» **Information shown**:
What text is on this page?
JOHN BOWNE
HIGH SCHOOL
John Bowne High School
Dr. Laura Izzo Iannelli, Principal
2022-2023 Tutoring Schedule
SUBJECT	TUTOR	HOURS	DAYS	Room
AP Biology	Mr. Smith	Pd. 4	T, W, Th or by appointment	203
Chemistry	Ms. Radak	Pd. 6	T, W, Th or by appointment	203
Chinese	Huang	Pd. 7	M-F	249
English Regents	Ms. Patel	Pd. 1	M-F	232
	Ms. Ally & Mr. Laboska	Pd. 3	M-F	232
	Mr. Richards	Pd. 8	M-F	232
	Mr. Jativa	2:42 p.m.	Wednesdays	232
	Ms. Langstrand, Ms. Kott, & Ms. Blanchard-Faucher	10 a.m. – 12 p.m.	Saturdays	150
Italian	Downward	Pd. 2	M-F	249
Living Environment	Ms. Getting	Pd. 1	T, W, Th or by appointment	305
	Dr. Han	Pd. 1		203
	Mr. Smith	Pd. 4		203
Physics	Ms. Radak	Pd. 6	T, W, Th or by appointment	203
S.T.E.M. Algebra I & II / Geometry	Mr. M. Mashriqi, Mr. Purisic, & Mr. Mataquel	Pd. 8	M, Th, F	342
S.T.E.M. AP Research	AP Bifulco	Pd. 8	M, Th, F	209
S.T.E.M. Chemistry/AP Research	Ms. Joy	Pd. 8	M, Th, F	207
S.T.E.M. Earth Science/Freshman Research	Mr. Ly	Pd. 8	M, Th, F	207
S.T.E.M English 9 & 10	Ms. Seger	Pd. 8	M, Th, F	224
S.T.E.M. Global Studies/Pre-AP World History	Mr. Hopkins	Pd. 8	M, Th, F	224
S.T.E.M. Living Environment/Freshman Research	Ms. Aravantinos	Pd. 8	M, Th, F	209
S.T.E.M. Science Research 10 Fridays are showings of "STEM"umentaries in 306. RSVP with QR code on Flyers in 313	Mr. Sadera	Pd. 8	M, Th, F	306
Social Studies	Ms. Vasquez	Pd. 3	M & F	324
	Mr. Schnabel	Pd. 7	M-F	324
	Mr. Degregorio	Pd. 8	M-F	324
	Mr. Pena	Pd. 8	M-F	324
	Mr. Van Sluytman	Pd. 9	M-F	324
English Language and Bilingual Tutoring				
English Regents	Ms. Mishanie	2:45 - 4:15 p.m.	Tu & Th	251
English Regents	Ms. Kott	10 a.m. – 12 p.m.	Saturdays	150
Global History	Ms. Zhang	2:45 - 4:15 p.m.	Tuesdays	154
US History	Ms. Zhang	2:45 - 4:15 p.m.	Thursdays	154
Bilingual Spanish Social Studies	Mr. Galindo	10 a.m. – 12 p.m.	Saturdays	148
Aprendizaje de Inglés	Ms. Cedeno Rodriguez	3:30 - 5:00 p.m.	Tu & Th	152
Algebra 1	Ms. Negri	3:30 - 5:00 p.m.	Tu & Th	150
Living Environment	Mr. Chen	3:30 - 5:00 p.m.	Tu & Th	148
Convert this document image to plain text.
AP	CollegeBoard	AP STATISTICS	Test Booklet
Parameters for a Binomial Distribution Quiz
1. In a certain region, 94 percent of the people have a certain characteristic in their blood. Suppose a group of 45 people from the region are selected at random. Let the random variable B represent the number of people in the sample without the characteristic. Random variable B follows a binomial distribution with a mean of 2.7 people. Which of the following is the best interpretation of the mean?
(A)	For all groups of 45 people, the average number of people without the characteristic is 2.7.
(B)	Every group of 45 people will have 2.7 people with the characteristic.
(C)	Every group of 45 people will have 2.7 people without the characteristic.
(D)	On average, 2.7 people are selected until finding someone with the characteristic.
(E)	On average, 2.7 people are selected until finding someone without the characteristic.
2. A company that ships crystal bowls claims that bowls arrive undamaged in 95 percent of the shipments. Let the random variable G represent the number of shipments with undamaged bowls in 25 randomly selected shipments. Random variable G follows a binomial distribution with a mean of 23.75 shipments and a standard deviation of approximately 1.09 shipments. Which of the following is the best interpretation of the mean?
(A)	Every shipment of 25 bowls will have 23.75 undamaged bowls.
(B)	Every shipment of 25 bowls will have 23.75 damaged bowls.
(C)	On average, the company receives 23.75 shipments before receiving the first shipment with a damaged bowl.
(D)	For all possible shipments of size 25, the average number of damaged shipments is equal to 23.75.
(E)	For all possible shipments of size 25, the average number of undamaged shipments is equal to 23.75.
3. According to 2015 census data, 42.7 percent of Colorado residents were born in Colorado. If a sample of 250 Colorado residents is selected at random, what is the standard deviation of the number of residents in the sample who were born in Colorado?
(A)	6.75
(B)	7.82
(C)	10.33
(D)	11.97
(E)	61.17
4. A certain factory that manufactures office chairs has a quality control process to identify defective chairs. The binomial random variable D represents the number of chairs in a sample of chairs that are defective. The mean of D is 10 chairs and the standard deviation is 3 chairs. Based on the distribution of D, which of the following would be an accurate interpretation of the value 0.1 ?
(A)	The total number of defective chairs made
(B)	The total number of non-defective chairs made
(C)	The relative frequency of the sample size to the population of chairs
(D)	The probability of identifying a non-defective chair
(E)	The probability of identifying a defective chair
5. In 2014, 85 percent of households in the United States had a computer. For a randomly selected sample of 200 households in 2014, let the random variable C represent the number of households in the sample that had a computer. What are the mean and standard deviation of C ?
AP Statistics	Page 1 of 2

» **What the task asks**: Filter the entries down to the lines containing "possible". Copy each of those lines.

» **Solved problem**:
(D)	For all possible shipments of size 25, the average number of damaged shipments is equal to 23.75.
(E)	For all possible shipments of size 25, the average number of undamaged shipments is equal to 23.75.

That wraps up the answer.